◆ **Stored data**:
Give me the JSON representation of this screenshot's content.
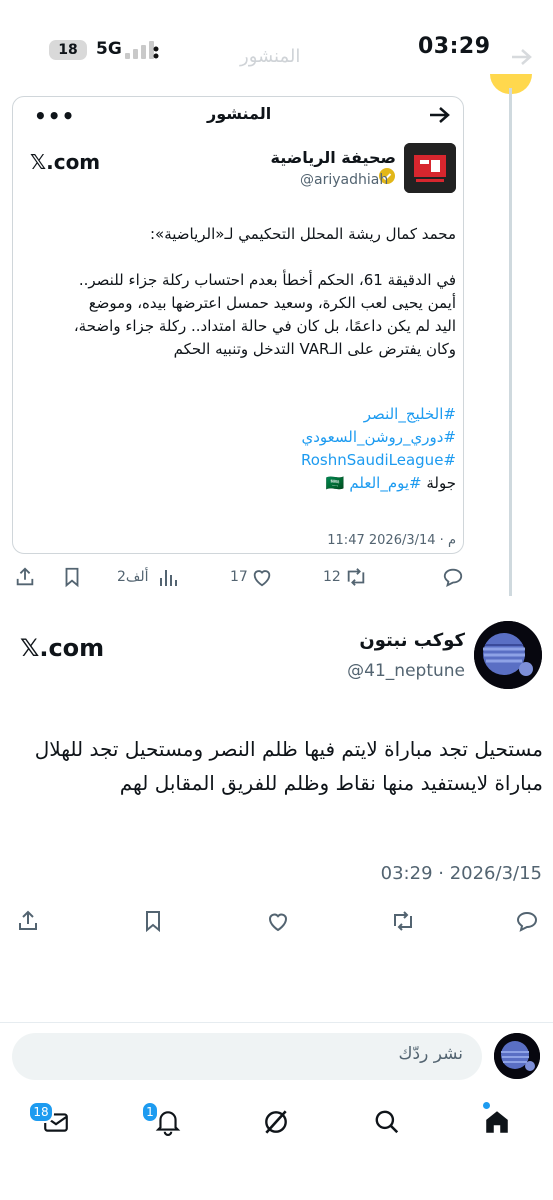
{
  "status_bar": {
    "time": "03:29",
    "battery": "18",
    "network": "5G"
  },
  "background_header": {
    "title": "المنشور"
  },
  "embedded_card": {
    "header_title": "المنشور",
    "site": "𝕏.com",
    "author_name": "صحيفة الرياضية",
    "author_handle": "@ariyadhiah",
    "body": [
      "محمد كمال ريشة المحلل التحكيمي لـ«الرياضية»:",
      "",
      "في الدقيقة 61، الحكم أخطأ بعدم احتساب ركلة جزاء للنصر..",
      "أيمن يحيى لعب الكرة، وسعيد حمسل اعترضها بيده، وموضع",
      "اليد لم يكن داعمًا، بل كان في حالة امتداد.. ركلة جزاء واضحة،",
      "وكان يفترض على الـVAR التدخل وتنبيه الحكم"
    ],
    "hashtags": [
      "#الخليج_النصر",
      "#دوري_روشن_السعودي",
      "#RoshnSaudiLeague"
    ],
    "last_line_prefix": "جولة ",
    "last_line_tag": "#يوم_العلم",
    "last_line_flag": "🇸🇦",
    "timestamp": "11:47 م · 2026/3/14",
    "views": "2ألف",
    "retweets": "12",
    "likes": "17"
  },
  "main_tweet": {
    "site": "𝕏.com",
    "author_name": "كوكب نبتون",
    "author_handle": "@41_neptune",
    "text": "مستحيل تجد مباراة لايتم فيها ظلم النصر ومستحيل تجد للهلال مباراة لايستفيد منها نقاط وظلم للفريق المقابل لهم",
    "timestamp": "03:29 · 2026/3/15"
  },
  "reply": {
    "placeholder": "نشر ردّك"
  },
  "bottom_nav": {
    "messages_badge": "18",
    "notifications_badge": "1",
    "items": [
      "messages-icon",
      "notifications-icon",
      "grok-icon",
      "search-icon",
      "home-icon"
    ]
  },
  "colors": {
    "accent": "#1d9bf0",
    "text": "#0f1419",
    "secondary": "#536471"
  }
}
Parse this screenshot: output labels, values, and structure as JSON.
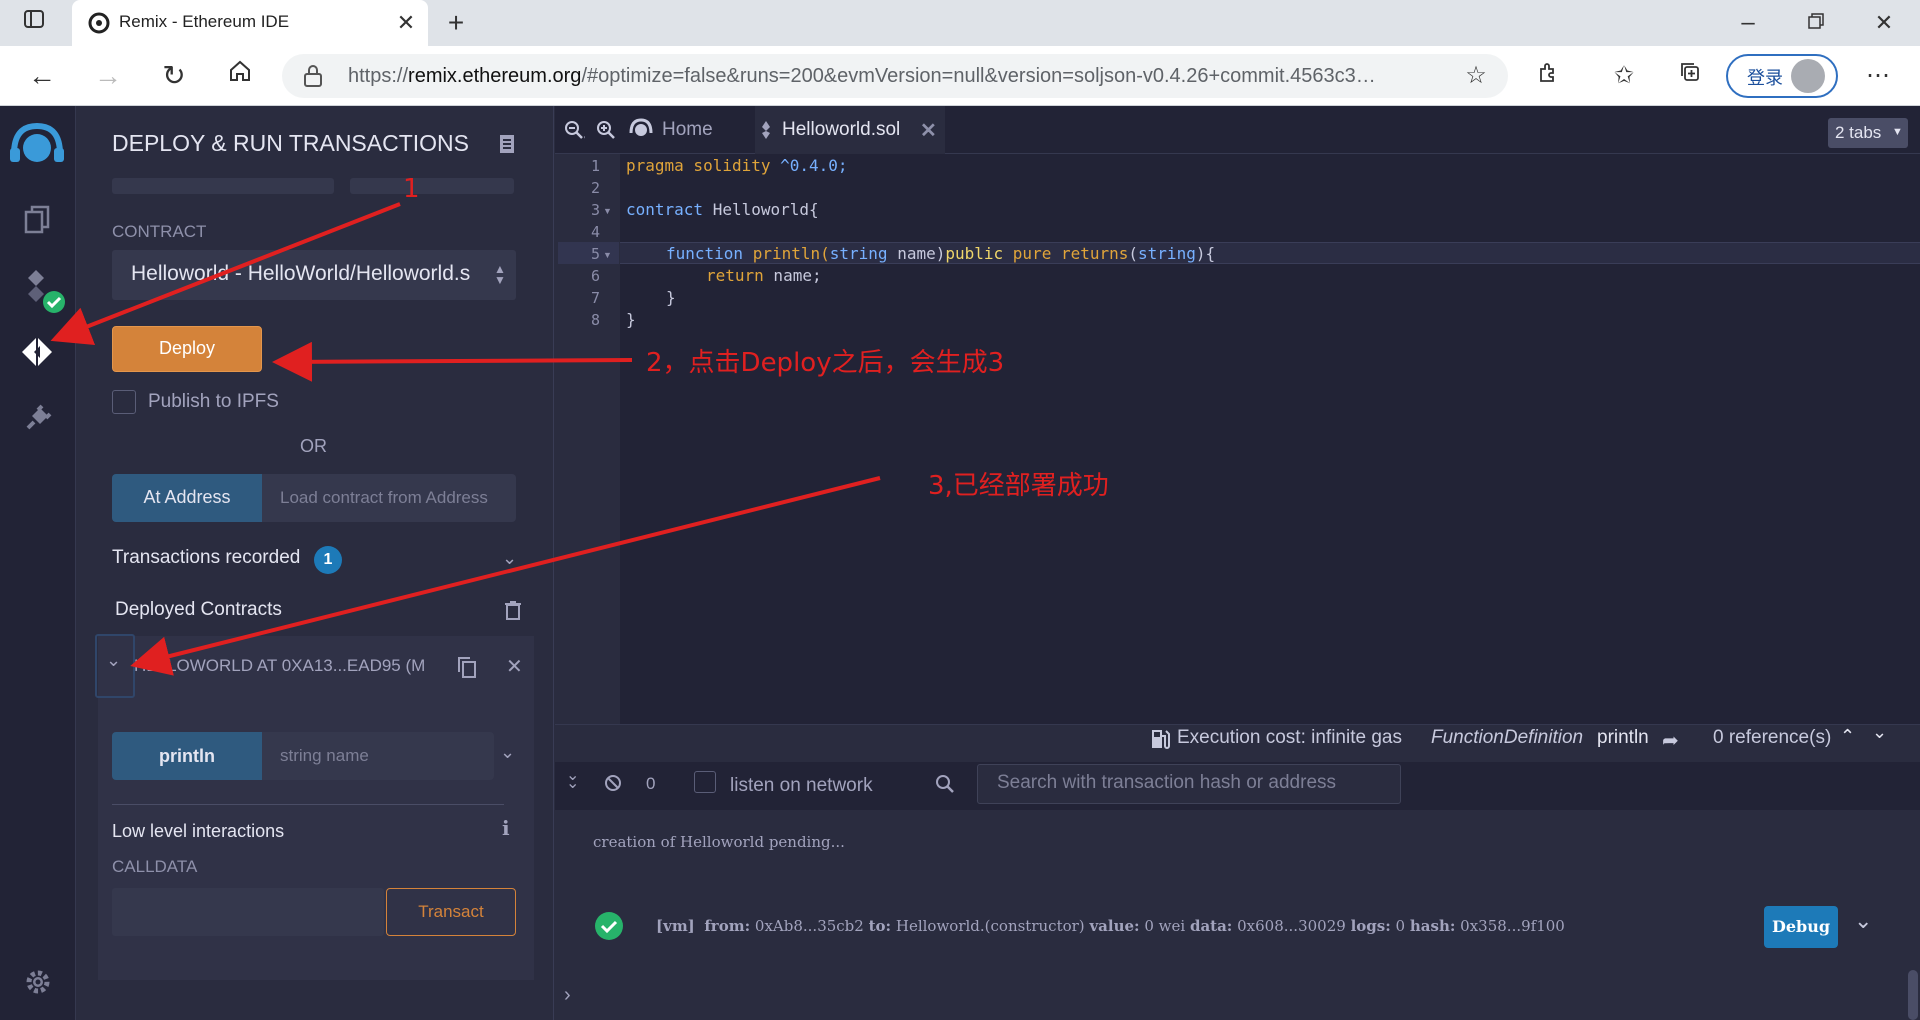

◆ **DIRECTIONS**: In your copy, repeat each record exactly and include no pictures.

◆ **EXERCISE SOLUTION**:
Give me the JSON representation of this screenshot's content.
{
  "status_bar": {
    "time": "03:29",
    "battery": "18",
    "network": "5G"
  },
  "background_header": {
    "title": "المنشور"
  },
  "embedded_card": {
    "header_title": "المنشور",
    "site": "𝕏.com",
    "author_name": "صحيفة الرياضية",
    "author_handle": "@ariyadhiah",
    "body": [
      "محمد كمال ريشة المحلل التحكيمي لـ«الرياضية»:",
      "",
      "في الدقيقة 61، الحكم أخطأ بعدم احتساب ركلة جزاء للنصر..",
      "أيمن يحيى لعب الكرة، وسعيد حمسل اعترضها بيده، وموضع",
      "اليد لم يكن داعمًا، بل كان في حالة امتداد.. ركلة جزاء واضحة،",
      "وكان يفترض على الـVAR التدخل وتنبيه الحكم"
    ],
    "hashtags": [
      "#الخليج_النصر",
      "#دوري_روشن_السعودي",
      "#RoshnSaudiLeague"
    ],
    "last_line_prefix": "جولة ",
    "last_line_tag": "#يوم_العلم",
    "last_line_flag": "🇸🇦",
    "timestamp": "11:47 م · 2026/3/14",
    "views": "2ألف",
    "retweets": "12",
    "likes": "17"
  },
  "main_tweet": {
    "site": "𝕏.com",
    "author_name": "كوكب نبتون",
    "author_handle": "@41_neptune",
    "text": "مستحيل تجد مباراة لايتم فيها ظلم النصر ومستحيل تجد للهلال مباراة لايستفيد منها نقاط وظلم للفريق المقابل لهم",
    "timestamp": "03:29 · 2026/3/15"
  },
  "reply": {
    "placeholder": "نشر ردّك"
  },
  "bottom_nav": {
    "messages_badge": "18",
    "notifications_badge": "1",
    "items": [
      "messages-icon",
      "notifications-icon",
      "grok-icon",
      "search-icon",
      "home-icon"
    ]
  },
  "colors": {
    "accent": "#1d9bf0",
    "text": "#0f1419",
    "secondary": "#536471"
  }
}
Parse this screenshot: output labels, values, and structure as JSON.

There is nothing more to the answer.